# EXTRACTED DATA
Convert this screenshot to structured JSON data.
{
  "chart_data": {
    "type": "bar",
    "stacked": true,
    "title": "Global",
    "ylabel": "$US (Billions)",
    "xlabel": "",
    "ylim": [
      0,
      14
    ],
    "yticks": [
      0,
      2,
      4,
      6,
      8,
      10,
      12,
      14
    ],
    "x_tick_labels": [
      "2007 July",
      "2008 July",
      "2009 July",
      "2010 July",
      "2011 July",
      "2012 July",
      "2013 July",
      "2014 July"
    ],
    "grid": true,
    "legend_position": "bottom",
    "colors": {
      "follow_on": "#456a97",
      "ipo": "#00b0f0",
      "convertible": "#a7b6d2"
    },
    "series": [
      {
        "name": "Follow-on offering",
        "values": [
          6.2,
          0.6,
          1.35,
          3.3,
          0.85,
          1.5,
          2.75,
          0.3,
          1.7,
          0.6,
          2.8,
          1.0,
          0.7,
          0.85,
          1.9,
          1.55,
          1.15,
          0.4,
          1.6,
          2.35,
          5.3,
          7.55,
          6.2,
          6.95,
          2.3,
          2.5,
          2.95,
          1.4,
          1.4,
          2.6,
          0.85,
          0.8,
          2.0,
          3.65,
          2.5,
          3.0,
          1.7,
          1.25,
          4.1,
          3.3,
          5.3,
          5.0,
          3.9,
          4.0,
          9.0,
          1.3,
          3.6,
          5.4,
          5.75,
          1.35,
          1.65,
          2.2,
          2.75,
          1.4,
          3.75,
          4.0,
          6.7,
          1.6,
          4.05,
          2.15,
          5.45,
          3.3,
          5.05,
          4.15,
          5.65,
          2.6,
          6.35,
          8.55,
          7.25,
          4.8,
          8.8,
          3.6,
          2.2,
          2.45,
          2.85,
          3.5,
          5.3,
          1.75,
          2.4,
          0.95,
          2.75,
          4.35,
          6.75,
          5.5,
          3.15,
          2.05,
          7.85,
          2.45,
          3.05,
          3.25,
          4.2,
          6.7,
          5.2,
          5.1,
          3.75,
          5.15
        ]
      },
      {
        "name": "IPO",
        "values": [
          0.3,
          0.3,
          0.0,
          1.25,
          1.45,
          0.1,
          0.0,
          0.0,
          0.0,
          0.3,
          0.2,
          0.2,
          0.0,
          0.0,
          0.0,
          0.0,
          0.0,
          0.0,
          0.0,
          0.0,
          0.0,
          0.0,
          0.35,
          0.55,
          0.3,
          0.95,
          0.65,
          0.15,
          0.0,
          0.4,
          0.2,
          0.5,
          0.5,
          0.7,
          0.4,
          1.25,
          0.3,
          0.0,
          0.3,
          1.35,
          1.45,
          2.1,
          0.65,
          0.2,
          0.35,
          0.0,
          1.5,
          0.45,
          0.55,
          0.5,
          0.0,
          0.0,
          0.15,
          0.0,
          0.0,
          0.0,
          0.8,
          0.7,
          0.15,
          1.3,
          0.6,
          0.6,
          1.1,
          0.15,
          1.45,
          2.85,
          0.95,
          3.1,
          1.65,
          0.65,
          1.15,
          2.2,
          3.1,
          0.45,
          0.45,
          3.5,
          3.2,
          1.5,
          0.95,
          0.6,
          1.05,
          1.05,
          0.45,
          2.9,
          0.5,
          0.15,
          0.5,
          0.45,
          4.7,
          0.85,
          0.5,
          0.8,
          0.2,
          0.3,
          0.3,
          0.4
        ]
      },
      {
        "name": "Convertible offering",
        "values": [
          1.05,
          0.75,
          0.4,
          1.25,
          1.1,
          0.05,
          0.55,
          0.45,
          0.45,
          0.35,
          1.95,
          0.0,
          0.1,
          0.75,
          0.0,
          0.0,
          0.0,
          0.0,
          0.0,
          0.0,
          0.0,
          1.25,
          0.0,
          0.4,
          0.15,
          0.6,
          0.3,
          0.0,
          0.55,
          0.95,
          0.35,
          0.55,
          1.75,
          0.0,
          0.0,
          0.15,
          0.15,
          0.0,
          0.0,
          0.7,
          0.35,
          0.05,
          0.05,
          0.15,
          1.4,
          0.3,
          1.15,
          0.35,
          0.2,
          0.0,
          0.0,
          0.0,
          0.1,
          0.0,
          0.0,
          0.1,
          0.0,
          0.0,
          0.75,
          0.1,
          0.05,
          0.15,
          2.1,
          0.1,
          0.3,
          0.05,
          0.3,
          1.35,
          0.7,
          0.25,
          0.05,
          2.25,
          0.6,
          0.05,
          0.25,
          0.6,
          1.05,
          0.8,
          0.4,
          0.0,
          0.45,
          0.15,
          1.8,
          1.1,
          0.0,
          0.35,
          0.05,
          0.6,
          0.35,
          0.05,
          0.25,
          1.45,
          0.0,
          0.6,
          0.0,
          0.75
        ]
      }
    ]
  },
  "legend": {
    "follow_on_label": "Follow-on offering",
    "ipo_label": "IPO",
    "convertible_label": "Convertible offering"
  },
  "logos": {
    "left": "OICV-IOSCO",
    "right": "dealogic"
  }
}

# REQUEST
Reproduce the material verbatim, line by line.

# TASK ANSWER
Convert this screenshot to structured JSON data.
{
  "chart_data": {
    "type": "bar",
    "stacked": true,
    "title": "Global",
    "ylabel": "$US (Billions)",
    "xlabel": "",
    "ylim": [
      0,
      14
    ],
    "yticks": [
      0,
      2,
      4,
      6,
      8,
      10,
      12,
      14
    ],
    "x_tick_labels": [
      "2007 July",
      "2008 July",
      "2009 July",
      "2010 July",
      "2011 July",
      "2012 July",
      "2013 July",
      "2014 July"
    ],
    "grid": true,
    "legend_position": "bottom",
    "colors": {
      "follow_on": "#456a97",
      "ipo": "#00b0f0",
      "convertible": "#a7b6d2"
    },
    "series": [
      {
        "name": "Follow-on offering",
        "values": [
          6.2,
          0.6,
          1.35,
          3.3,
          0.85,
          1.5,
          2.75,
          0.3,
          1.7,
          0.6,
          2.8,
          1.0,
          0.7,
          0.85,
          1.9,
          1.55,
          1.15,
          0.4,
          1.6,
          2.35,
          5.3,
          7.55,
          6.2,
          6.95,
          2.3,
          2.5,
          2.95,
          1.4,
          1.4,
          2.6,
          0.85,
          0.8,
          2.0,
          3.65,
          2.5,
          3.0,
          1.7,
          1.25,
          4.1,
          3.3,
          5.3,
          5.0,
          3.9,
          4.0,
          9.0,
          1.3,
          3.6,
          5.4,
          5.75,
          1.35,
          1.65,
          2.2,
          2.75,
          1.4,
          3.75,
          4.0,
          6.7,
          1.6,
          4.05,
          2.15,
          5.45,
          3.3,
          5.05,
          4.15,
          5.65,
          2.6,
          6.35,
          8.55,
          7.25,
          4.8,
          8.8,
          3.6,
          2.2,
          2.45,
          2.85,
          3.5,
          5.3,
          1.75,
          2.4,
          0.95,
          2.75,
          4.35,
          6.75,
          5.5,
          3.15,
          2.05,
          7.85,
          2.45,
          3.05,
          3.25,
          4.2,
          6.7,
          5.2,
          5.1,
          3.75,
          5.15
        ]
      },
      {
        "name": "IPO",
        "values": [
          0.3,
          0.3,
          0.0,
          1.25,
          1.45,
          0.1,
          0.0,
          0.0,
          0.0,
          0.3,
          0.2,
          0.2,
          0.0,
          0.0,
          0.0,
          0.0,
          0.0,
          0.0,
          0.0,
          0.0,
          0.0,
          0.0,
          0.35,
          0.55,
          0.3,
          0.95,
          0.65,
          0.15,
          0.0,
          0.4,
          0.2,
          0.5,
          0.5,
          0.7,
          0.4,
          1.25,
          0.3,
          0.0,
          0.3,
          1.35,
          1.45,
          2.1,
          0.65,
          0.2,
          0.35,
          0.0,
          1.5,
          0.45,
          0.55,
          0.5,
          0.0,
          0.0,
          0.15,
          0.0,
          0.0,
          0.0,
          0.8,
          0.7,
          0.15,
          1.3,
          0.6,
          0.6,
          1.1,
          0.15,
          1.45,
          2.85,
          0.95,
          3.1,
          1.65,
          0.65,
          1.15,
          2.2,
          3.1,
          0.45,
          0.45,
          3.5,
          3.2,
          1.5,
          0.95,
          0.6,
          1.05,
          1.05,
          0.45,
          2.9,
          0.5,
          0.15,
          0.5,
          0.45,
          4.7,
          0.85,
          0.5,
          0.8,
          0.2,
          0.3,
          0.3,
          0.4
        ]
      },
      {
        "name": "Convertible offering",
        "values": [
          1.05,
          0.75,
          0.4,
          1.25,
          1.1,
          0.05,
          0.55,
          0.45,
          0.45,
          0.35,
          1.95,
          0.0,
          0.1,
          0.75,
          0.0,
          0.0,
          0.0,
          0.0,
          0.0,
          0.0,
          0.0,
          1.25,
          0.0,
          0.4,
          0.15,
          0.6,
          0.3,
          0.0,
          0.55,
          0.95,
          0.35,
          0.55,
          1.75,
          0.0,
          0.0,
          0.15,
          0.15,
          0.0,
          0.0,
          0.7,
          0.35,
          0.05,
          0.05,
          0.15,
          1.4,
          0.3,
          1.15,
          0.35,
          0.2,
          0.0,
          0.0,
          0.0,
          0.1,
          0.0,
          0.0,
          0.1,
          0.0,
          0.0,
          0.75,
          0.1,
          0.05,
          0.15,
          2.1,
          0.1,
          0.3,
          0.05,
          0.3,
          1.35,
          0.7,
          0.25,
          0.05,
          2.25,
          0.6,
          0.05,
          0.25,
          0.6,
          1.05,
          0.8,
          0.4,
          0.0,
          0.45,
          0.15,
          1.8,
          1.1,
          0.0,
          0.35,
          0.05,
          0.6,
          0.35,
          0.05,
          0.25,
          1.45,
          0.0,
          0.6,
          0.0,
          0.75
        ]
      }
    ]
  },
  "legend": {
    "follow_on_label": "Follow-on offering",
    "ipo_label": "IPO",
    "convertible_label": "Convertible offering"
  },
  "logos": {
    "left": "OICV-IOSCO",
    "right": "dealogic"
  }
}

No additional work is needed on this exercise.